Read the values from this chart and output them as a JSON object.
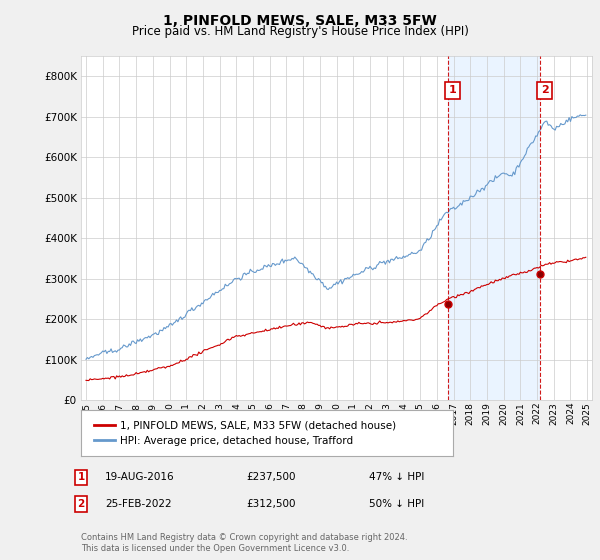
{
  "title": "1, PINFOLD MEWS, SALE, M33 5FW",
  "subtitle": "Price paid vs. HM Land Registry's House Price Index (HPI)",
  "footer": "Contains HM Land Registry data © Crown copyright and database right 2024.\nThis data is licensed under the Open Government Licence v3.0.",
  "legend_label_red": "1, PINFOLD MEWS, SALE, M33 5FW (detached house)",
  "legend_label_blue": "HPI: Average price, detached house, Trafford",
  "red_color": "#cc0000",
  "blue_color": "#6699cc",
  "blue_fill": "#ddeeff",
  "vline_color": "#cc0000",
  "marker1_x": 2016.64,
  "marker1_y": 237500,
  "marker2_x": 2022.15,
  "marker2_y": 312500,
  "annotation1": {
    "date": "19-AUG-2016",
    "price": "£237,500",
    "pct": "47% ↓ HPI"
  },
  "annotation2": {
    "date": "25-FEB-2022",
    "price": "£312,500",
    "pct": "50% ↓ HPI"
  },
  "ylim": [
    0,
    850000
  ],
  "xlim_start": 1994.7,
  "xlim_end": 2025.3,
  "background_color": "#f0f0f0",
  "plot_bg_color": "#ffffff",
  "grid_color": "#cccccc"
}
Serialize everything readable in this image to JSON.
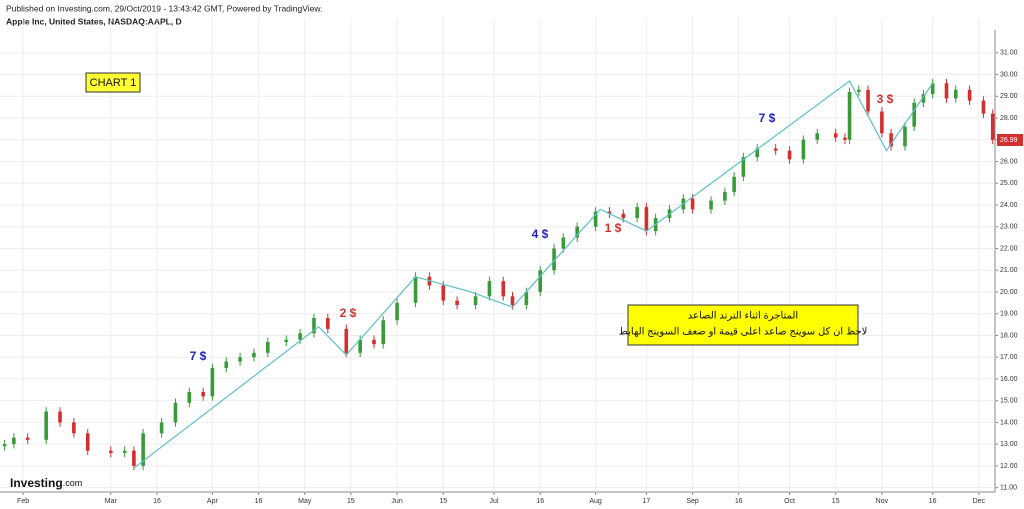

--

#### [DO THIS]
Copy out the data above exactly, except the pictures.

#### [SOLVED EXERCISE]
Read the values from this chart and output them as a JSON object.
{
  "title": "1, PINFOLD MEWS, SALE, M33 5FW",
  "subtitle": "Price paid vs. HM Land Registry's House Price Index (HPI)",
  "footer": "Contains HM Land Registry data © Crown copyright and database right 2024.\nThis data is licensed under the Open Government Licence v3.0.",
  "legend_label_red": "1, PINFOLD MEWS, SALE, M33 5FW (detached house)",
  "legend_label_blue": "HPI: Average price, detached house, Trafford",
  "red_color": "#cc0000",
  "blue_color": "#6699cc",
  "blue_fill": "#ddeeff",
  "vline_color": "#cc0000",
  "marker1_x": 2016.64,
  "marker1_y": 237500,
  "marker2_x": 2022.15,
  "marker2_y": 312500,
  "annotation1": {
    "date": "19-AUG-2016",
    "price": "£237,500",
    "pct": "47% ↓ HPI"
  },
  "annotation2": {
    "date": "25-FEB-2022",
    "price": "£312,500",
    "pct": "50% ↓ HPI"
  },
  "ylim": [
    0,
    850000
  ],
  "xlim_start": 1994.7,
  "xlim_end": 2025.3,
  "background_color": "#f0f0f0",
  "plot_bg_color": "#ffffff",
  "grid_color": "#cccccc"
}
Serialize everything readable in this image to JSON.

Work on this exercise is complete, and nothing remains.